### EXERCISE DESCRIPTION
Give the material below as a Markdown table with the columns No. and Line, one row per non-blank line in order. Leave out the pictures.

━━━ WORKING DATA ━━━

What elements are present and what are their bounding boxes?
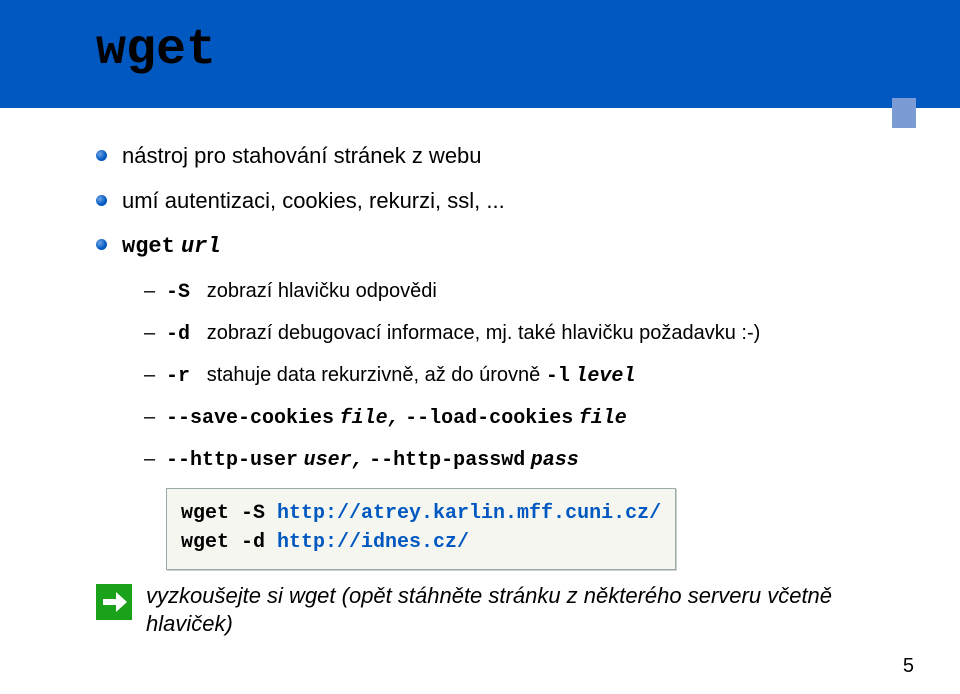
code-line-2: wget -d http://idnes.cz/ [181, 528, 661, 557]
code-line-1: wget -S http://atrey.karlin.mff.cuni.cz/ [181, 499, 661, 528]
page-number: 5 [903, 655, 914, 678]
opt-load-file: file [579, 407, 627, 430]
bullet-usage: wget url [96, 231, 900, 262]
bullet-features: umí autentizaci, cookies, rekurzi, ssl, … [96, 187, 900, 216]
code-url-2: http://idnes.cz/ [277, 531, 469, 554]
code-cmd-1: wget -S [181, 502, 277, 525]
cmd-url-arg: url [181, 234, 221, 259]
opt-d-flag: -d [166, 323, 190, 346]
opt-S: -S zobrazí hlavičku odpovědi [96, 278, 900, 306]
opt-S-desc: zobrazí hlavičku odpovědi [207, 280, 437, 302]
opt-save-cookies: --save-cookies [166, 407, 334, 430]
opt-r-desc: stahuje data rekurzivně, až do úrovně [207, 364, 541, 386]
slide-title: wget [96, 22, 216, 79]
code-example-box: wget -S http://atrey.karlin.mff.cuni.cz/… [166, 488, 676, 570]
opt-save-file: file, [340, 407, 400, 430]
cmd-wget: wget [122, 234, 175, 259]
bullet-tool-desc: nástroj pro stahování stránek z webu [96, 142, 900, 171]
opt-http-user: --http-user [166, 449, 298, 472]
side-accent [892, 98, 916, 128]
exercise-text: vyzkoušejte si wget (opět stáhněte strán… [146, 582, 900, 639]
opt-S-flag: -S [166, 281, 190, 304]
code-cmd-2: wget -d [181, 531, 277, 554]
opt-load-cookies: --load-cookies [405, 407, 573, 430]
opt-r-level: level [575, 365, 635, 388]
opt-cookies: --save-cookies file, --load-cookies file [96, 404, 900, 432]
code-url-1: http://atrey.karlin.mff.cuni.cz/ [277, 502, 661, 525]
opt-d: -d zobrazí debugovací informace, mj. tak… [96, 320, 900, 348]
slide-content: nástroj pro stahování stránek z webu umí… [96, 142, 900, 639]
exercise-row: vyzkoušejte si wget (opět stáhněte strán… [96, 582, 900, 639]
opt-d-desc: zobrazí debugovací informace, mj. také h… [207, 322, 761, 344]
opt-http-user-val: user, [304, 449, 364, 472]
opt-r-flag: -r [166, 365, 190, 388]
opt-http-auth: --http-user user, --http-passwd pass [96, 446, 900, 474]
arrow-right-icon [96, 584, 132, 620]
opt-r-l: -l [546, 365, 570, 388]
opt-http-passwd: --http-passwd [369, 449, 525, 472]
opt-http-passwd-val: pass [531, 449, 579, 472]
opt-r: -r stahuje data rekurzivně, až do úrovně… [96, 362, 900, 390]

━━━

### RESULT OF THE TASK
| No. | Line |
|---|---|
| 1 | What elements are present and what are their bounding boxes? |
| 2 | code-line-2: wget -d http://idnes.cz/ [181, 528, 661, 557] |
| 3 | code-line-1: wget -S http://atrey.karlin.mff.cuni.cz/ [181, 499, 661, 528] |
| 4 | page-number: 5 [903, 655, 914, 678] |
| 5 | opt-load-file: file [579, 407, 627, 430] |
| 6 | bullet-usage: wget url [96, 231, 900, 262] |
| 7 | bullet-features: umí autentizaci, cookies, rekurzi, ssl, … [96, 187, 900, 216] |
| 8 | code-url-2: http://idnes.cz/ [277, 531, 469, 554] |
| 9 | code-cmd-1: wget -S [181, 502, 277, 525] |
| 10 | cmd-url-arg: url [181, 234, 221, 259] |
| 11 | opt-d-flag: -d [166, 323, 190, 346] |
| 12 | opt-S: -S zobrazí hlavičku odpovědi [96, 278, 900, 306] |
| 13 | opt-S-desc: zobrazí hlavičku odpovědi [207, 280, 437, 302] |
| 14 | opt-save-cookies: --save-cookies [166, 407, 334, 430] |
| 15 | opt-r-desc: stahuje data rekurzivně, až do úrovně [207, 364, 541, 386] |
| 16 | slide-title: wget [96, 22, 216, 79] |
| 17 | code-example-box: wget -S http://atrey.karlin.mff.cuni.cz/… [166, 488, 676, 570] |
| 18 | opt-save-file: file, [340, 407, 400, 430] |
| 19 | cmd-wget: wget [122, 234, 175, 259] |
| 20 | bullet-tool-desc: nástroj pro stahování stránek z webu [96, 142, 900, 171] |
| 21 | opt-http-user: --http-user [166, 449, 298, 472] |
| 22 | side-accent [892, 98, 916, 128] |
| 23 | exercise-text: vyzkoušejte si wget (opět stáhněte strán… [146, 582, 900, 639] |
| 24 | opt-S-flag: -S [166, 281, 190, 304] |
| 25 | code-cmd-2: wget -d [181, 531, 277, 554] |
| 26 | opt-load-cookies: --load-cookies [405, 407, 573, 430] |
| 27 | opt-r-level: level [575, 365, 635, 388] |
| 28 | opt-cookies: --save-cookies file, --load-cookies file [96, 404, 900, 432] |
| 29 | code-url-1: http://atrey.karlin.mff.cuni.cz/ [277, 502, 661, 525] |
| 30 | opt-d: -d zobrazí debugovací informace, mj. tak… [96, 320, 900, 348] |
| 31 | slide-content: nástroj pro stahování stránek z webu umí… [96, 142, 900, 639] |
| 32 | exercise-row: vyzkoušejte si wget (opět stáhněte strán… [96, 582, 900, 639] |
| 33 | opt-d-desc: zobrazí debugovací informace, mj. také h… [207, 322, 761, 344] |
| 34 | opt-http-user-val: user, [304, 449, 364, 472] |
| 35 | opt-r-flag: -r [166, 365, 190, 388] |
| 36 | opt-http-auth: --http-user user, --http-passwd pass [96, 446, 900, 474] |
| 37 | arrow-right-icon [96, 584, 132, 620] |
| 38 | opt-r-l: -l [546, 365, 570, 388] |
| 39 | opt-http-passwd: --http-passwd [369, 449, 525, 472] |
| 40 | opt-http-passwd-val: pass [531, 449, 579, 472] |
| 41 | opt-r: -r stahuje data rekurzivně, až do úrovně… [96, 362, 900, 390] |